* DATA PROVIDED:
◆ ◆ ◆ ◆

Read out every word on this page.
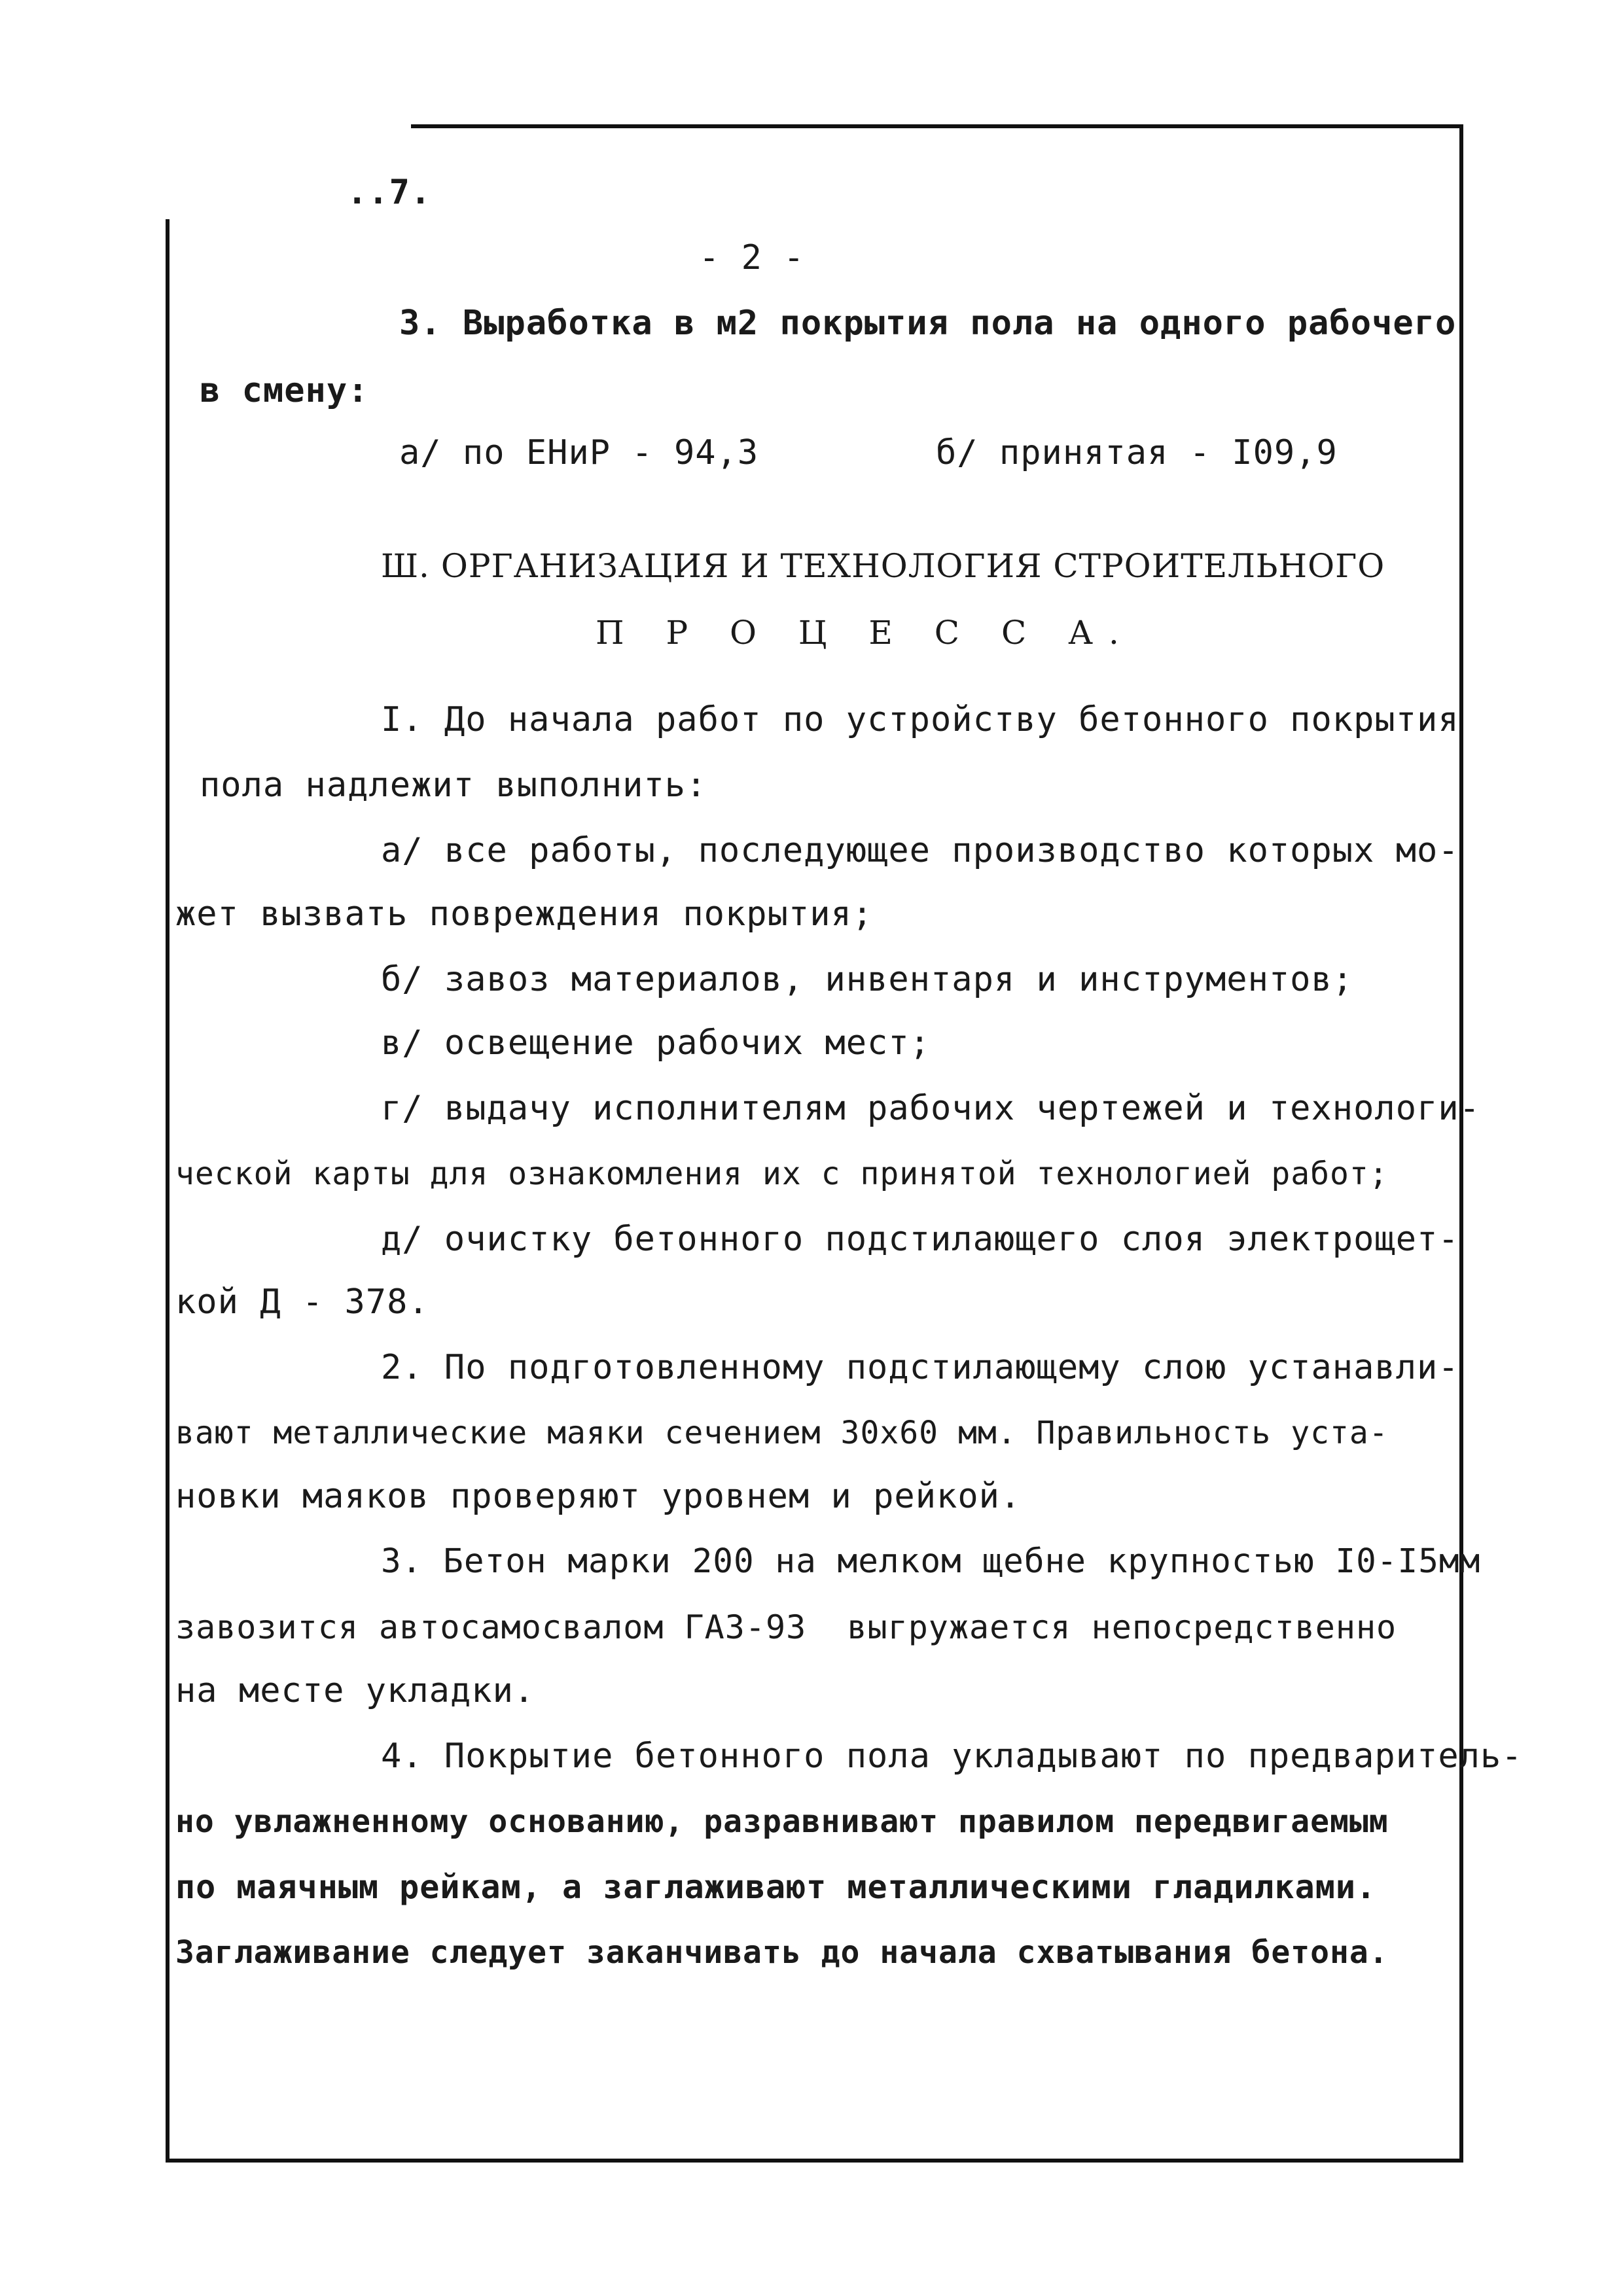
..7.
- 2 -
3. Выработка в м2 покрытия пола на одного рабочего
в смену:
а/ по ЕНиР - 94,3	б/ принятая - I09,9
Ш. ОРГАНИЗАЦИЯ И ТЕХНОЛОГИЯ СТРОИТЕЛЬНОГО
П Р О Ц Е С С А.
I. До начала работ по устройству бетонного покрытия
пола надлежит выполнить:
а/ все работы, последующее производство которых мо-
жет вызвать повреждения покрытия;
б/ завоз материалов, инвентаря и инструментов;
в/ освещение рабочих мест;
г/ выдачу исполнителям рабочих чертежей и технологи-
ческой карты для ознакомления их с принятой технологией работ;
д/ очистку бетонного подстилающего слоя электрощет-
кой Д - 378.
2. По подготовленному подстилающему слою устанавли-
вают металлические маяки сечением 30х60 мм. Правильность уста-
новки маяков проверяют уровнем и рейкой.
3. Бетон марки 200 на мелком щебне крупностью I0-I5мм
завозится автосамосвалом ГАЗ-93  выгружается непосредственно
на месте укладки.
4. Покрытие бетонного пола укладывают по предваритель-
но увлажненному основанию, разравнивают правилом передвигаемым
по маячным рейкам, а заглаживают металлическими гладилками.
Заглаживание следует заканчивать до начала схватывания бетона.
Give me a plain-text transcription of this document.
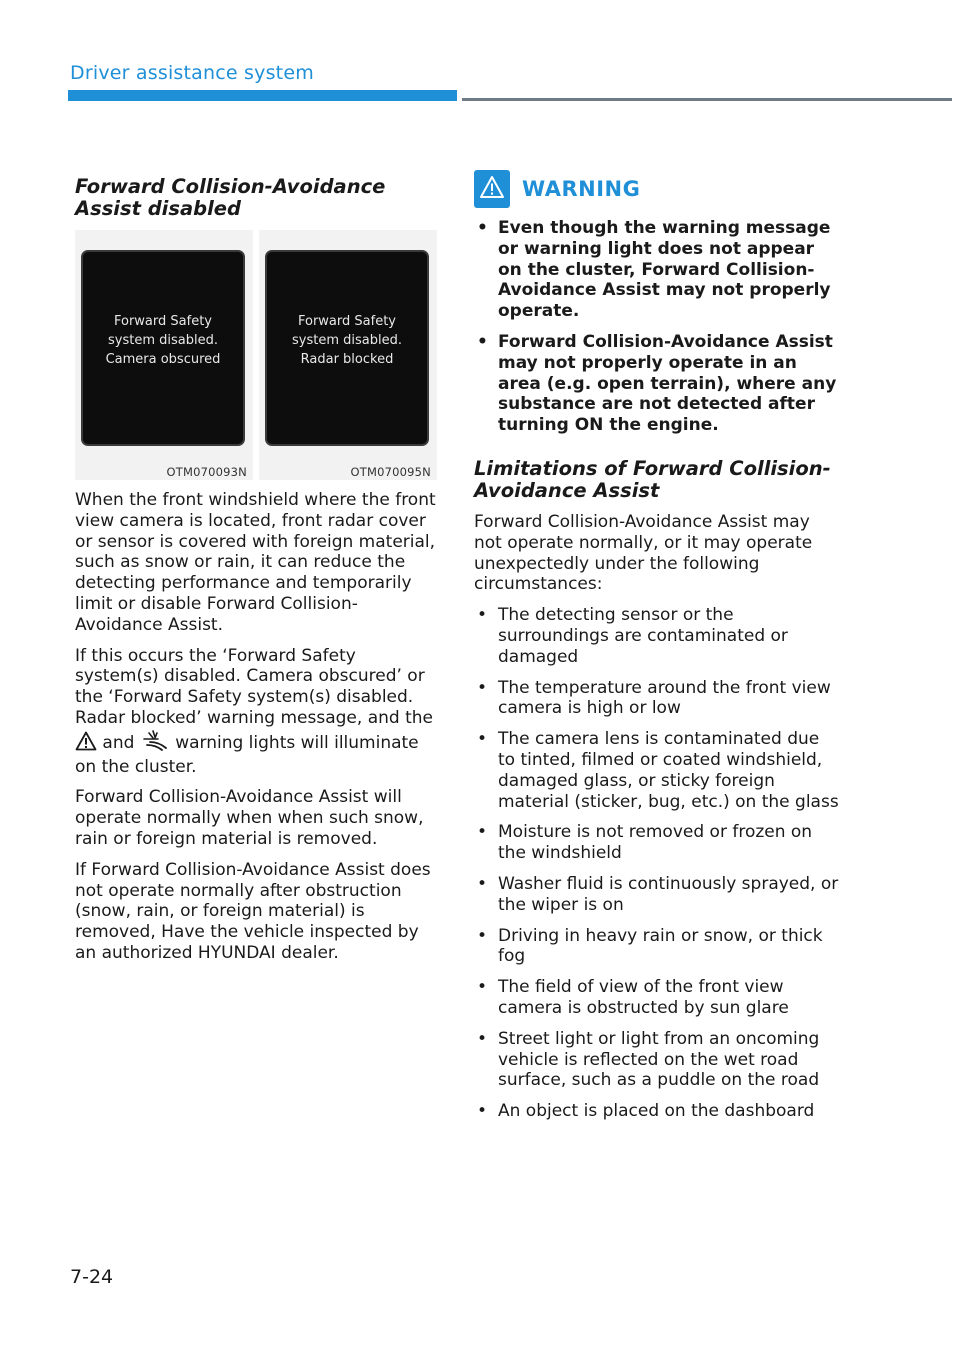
Driver assistance system
Forward Collision-Avoidance Assist disabled
Forward Safety
system disabled.
Camera obscured
OTM070093N
Forward Safety
system disabled.
Radar blocked
OTM070095N

When the front windshield where the front view camera is located, front radar cover or sensor is covered with foreign material, such as snow or rain, it can reduce the detecting performance and temporarily limit or disable Forward Collision-Avoidance Assist.

If this occurs the ‘Forward Safety system(s) disabled. Camera obscured’ or the ‘Forward Safety system(s) disabled. Radar blocked’ warning message, and the  and warning lights will illuminate on the cluster.

Forward Collision-Avoidance Assist will operate normally when when such snow, rain or foreign material is removed.

If Forward Collision-Avoidance Assist does not operate normally after obstruction (snow, rain, or foreign material) is removed, Have the vehicle inspected by an authorized HYUNDAI dealer.

WARNING
• Even though the warning message or warning light does not appear on the cluster, Forward Collision-Avoidance Assist may not properly operate.
• Forward Collision-Avoidance Assist may not properly operate in an area (e.g. open terrain), where any substance are not detected after turning ON the engine.
Limitations of Forward Collision-Avoidance Assist

Forward Collision-Avoidance Assist may not operate normally, or it may operate unexpectedly under the following circumstances:

• The detecting sensor or the surroundings are contaminated or damaged
• The temperature around the front view camera is high or low
• The camera lens is contaminated due to tinted, filmed or coated windshield, damaged glass, or sticky foreign material (sticker, bug, etc.) on the glass
• Moisture is not removed or frozen on the windshield
• Washer fluid is continuously sprayed, or the wiper is on
• Driving in heavy rain or snow, or thick fog
• The field of view of the front view camera is obstructed by sun glare
• Street light or light from an oncoming vehicle is reflected on the wet road surface, such as a puddle on the road
• An object is placed on the dashboard
7-24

◆ ◆ ◆ ◆

* GIVEN TASK: Scan the records above, count the lines with "покрытия" in them, and give only the number.

* RESULT OF THE EXERCISE: 3